> _EXERCISE REQUIREMENTS_
Extract every line where the string "SPACE" appears.

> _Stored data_
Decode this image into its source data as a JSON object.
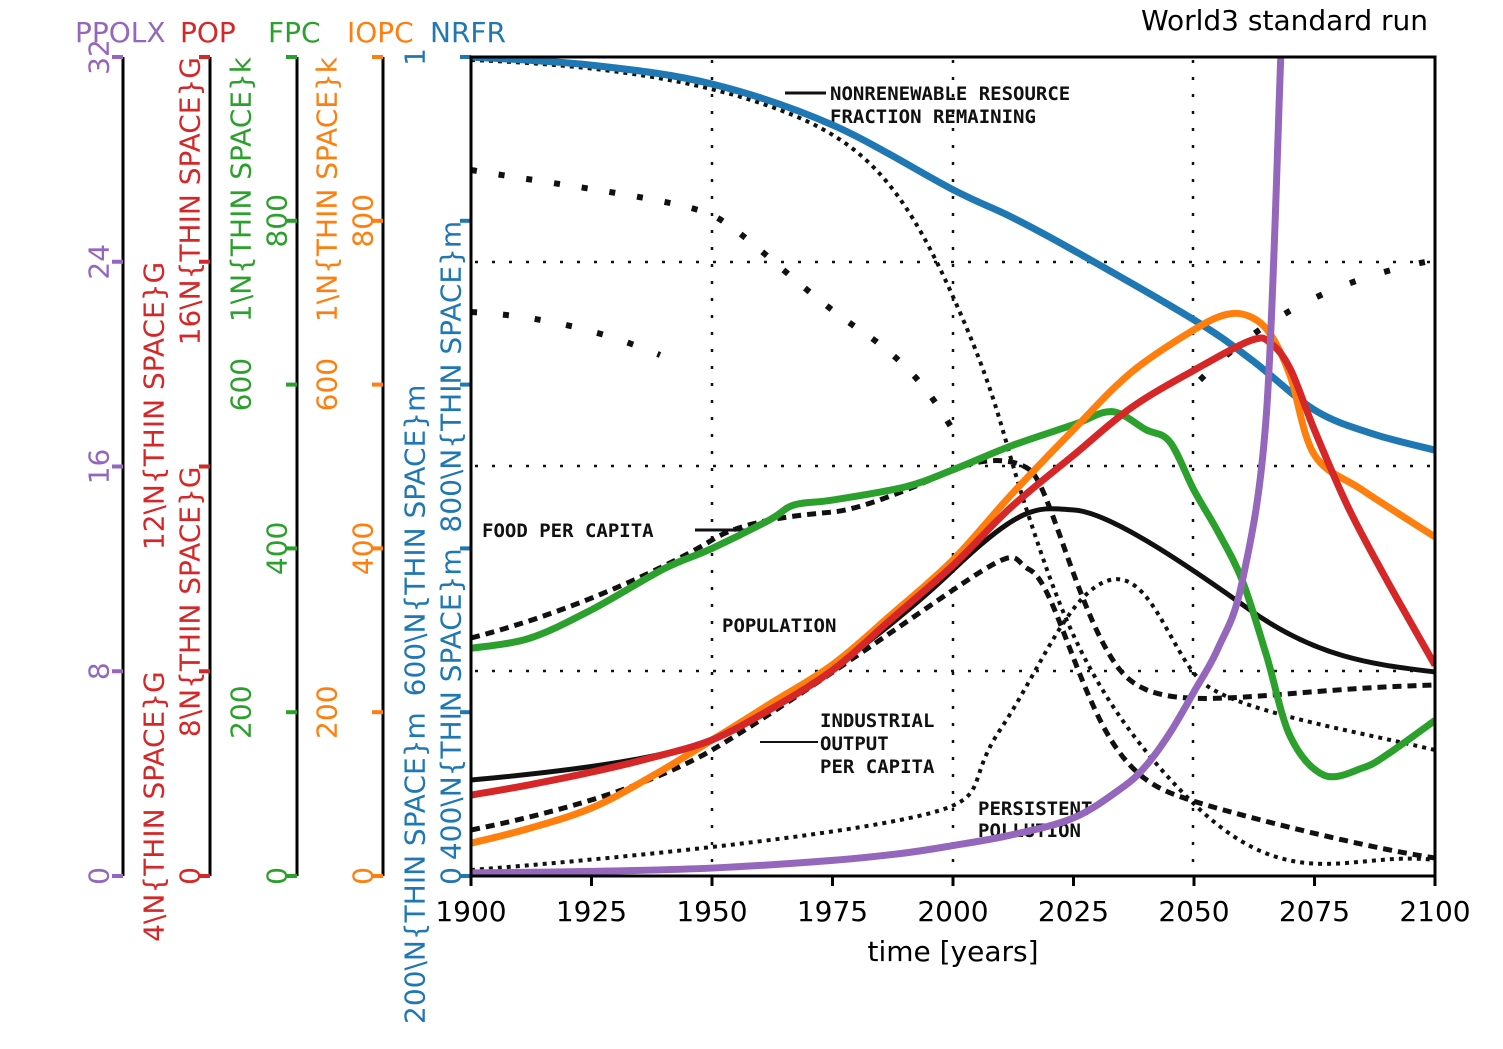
{
  "chart_data": {
    "type": "line",
    "title": "World3 standard run",
    "xlabel": "time [years]",
    "xlim": [
      1900,
      2100
    ],
    "xticks": [
      1900,
      1925,
      1950,
      1975,
      2000,
      2025,
      2050,
      2075,
      2100
    ],
    "axes": [
      {
        "name": "PPOLX",
        "color": "#9467bd",
        "ylim": [
          0,
          32
        ],
        "tick_labels": [
          "0",
          "8",
          "16",
          "24",
          "32"
        ]
      },
      {
        "name": "POP",
        "color": "#d62728",
        "ylim": [
          0,
          16000000000
        ],
        "tick_labels": [
          "0",
          "4\\N{THIN SPACE}G",
          "8\\N{THIN SPACE}G",
          "12\\N{THIN SPACE}G",
          "16\\N{THIN SPACE}G"
        ]
      },
      {
        "name": "FPC",
        "color": "#2ca02c",
        "ylim": [
          0,
          1000
        ],
        "tick_labels": [
          "0",
          "200",
          "400",
          "600",
          "800",
          "1\\N{THIN SPACE}k"
        ]
      },
      {
        "name": "IOPC",
        "color": "#ff7f0e",
        "ylim": [
          0,
          1000
        ],
        "tick_labels": [
          "0",
          "200",
          "400",
          "600",
          "800",
          "1\\N{THIN SPACE}k"
        ]
      },
      {
        "name": "NRFR",
        "color": "#1f77b4",
        "ylim": [
          0,
          1
        ],
        "tick_labels": [
          "0",
          "200\\N{THIN SPACE}m",
          "400\\N{THIN SPACE}m",
          "600\\N{THIN SPACE}m",
          "800\\N{THIN SPACE}m",
          "1"
        ]
      }
    ],
    "series": [
      {
        "name": "NRFR",
        "axis": 4,
        "x": [
          1900,
          1925,
          1950,
          1975,
          2000,
          2012,
          2025,
          2050,
          2062,
          2075,
          2087,
          2100
        ],
        "y": [
          1.0,
          0.99,
          0.967,
          0.917,
          0.838,
          0.805,
          0.764,
          0.679,
          0.63,
          0.569,
          0.54,
          0.52
        ]
      },
      {
        "name": "FPC",
        "axis": 2,
        "x": [
          1900,
          1912,
          1925,
          1940,
          1950,
          1962,
          1967,
          1975,
          1990,
          2000,
          2012,
          2025,
          2033,
          2040,
          2045,
          2050,
          2055,
          2060,
          2065,
          2070,
          2077,
          2085,
          2090,
          2100
        ],
        "y": [
          278,
          290,
          325,
          375,
          400,
          435,
          453,
          459,
          475,
          496,
          525,
          551,
          567,
          545,
          530,
          471,
          420,
          361,
          270,
          170,
          123,
          132,
          148,
          190
        ]
      },
      {
        "name": "IOPC",
        "axis": 3,
        "x": [
          1900,
          1912,
          1925,
          1937,
          1950,
          1962,
          1975,
          1987,
          2000,
          2012,
          2025,
          2037,
          2050,
          2057,
          2062,
          2066,
          2070,
          2075,
          2085,
          2100
        ],
        "y": [
          40,
          58,
          83,
          120,
          166,
          210,
          258,
          318,
          386,
          465,
          545,
          615,
          667,
          686,
          682,
          660,
          610,
          514,
          471,
          414
        ]
      },
      {
        "name": "POP",
        "axis": 1,
        "x": [
          1900,
          1912,
          1925,
          1937,
          1950,
          1962,
          1975,
          1987,
          2000,
          2012,
          2025,
          2037,
          2050,
          2062,
          2066,
          2070,
          2075,
          2082,
          2090,
          2100
        ],
        "y": [
          1580000000.0,
          1780000000.0,
          2030000000.0,
          2300000000.0,
          2660000000.0,
          3250000000.0,
          4020000000.0,
          5000000000.0,
          6070000000.0,
          7200000000.0,
          8220000000.0,
          9150000000.0,
          9880000000.0,
          10470000000.0,
          10400000000.0,
          9900000000.0,
          8710000000.0,
          7200000000.0,
          5780000000.0,
          4120000000.0
        ]
      },
      {
        "name": "PPOLX",
        "axis": 0,
        "x": [
          1900,
          1925,
          1950,
          1975,
          1990,
          2000,
          2012,
          2025,
          2035,
          2040,
          2045,
          2050,
          2055,
          2060,
          2065,
          2068
        ],
        "y": [
          0.12,
          0.18,
          0.31,
          0.61,
          0.9,
          1.19,
          1.6,
          2.27,
          3.44,
          4.3,
          5.59,
          7.2,
          8.9,
          11.5,
          18,
          32
        ]
      }
    ],
    "annotations": [
      "NONRENEWABLE RESOURCE",
      "FRACTION REMAINING",
      "FOOD PER CAPITA",
      "POPULATION",
      "INDUSTRIAL",
      "OUTPUT",
      "PER CAPITA",
      "PERSISTENT",
      "POLLUTION"
    ]
  }
}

> _EXERCISE SOLUTION_
          "4\\N{THIN SPACE}G",
          "8\\N{THIN SPACE}G",
          "12\\N{THIN SPACE}G",
          "16\\N{THIN SPACE}G"
          "1\\N{THIN SPACE}k"
          "1\\N{THIN SPACE}k"
          "200\\N{THIN SPACE}m",
          "400\\N{THIN SPACE}m",
          "600\\N{THIN SPACE}m",
          "800\\N{THIN SPACE}m",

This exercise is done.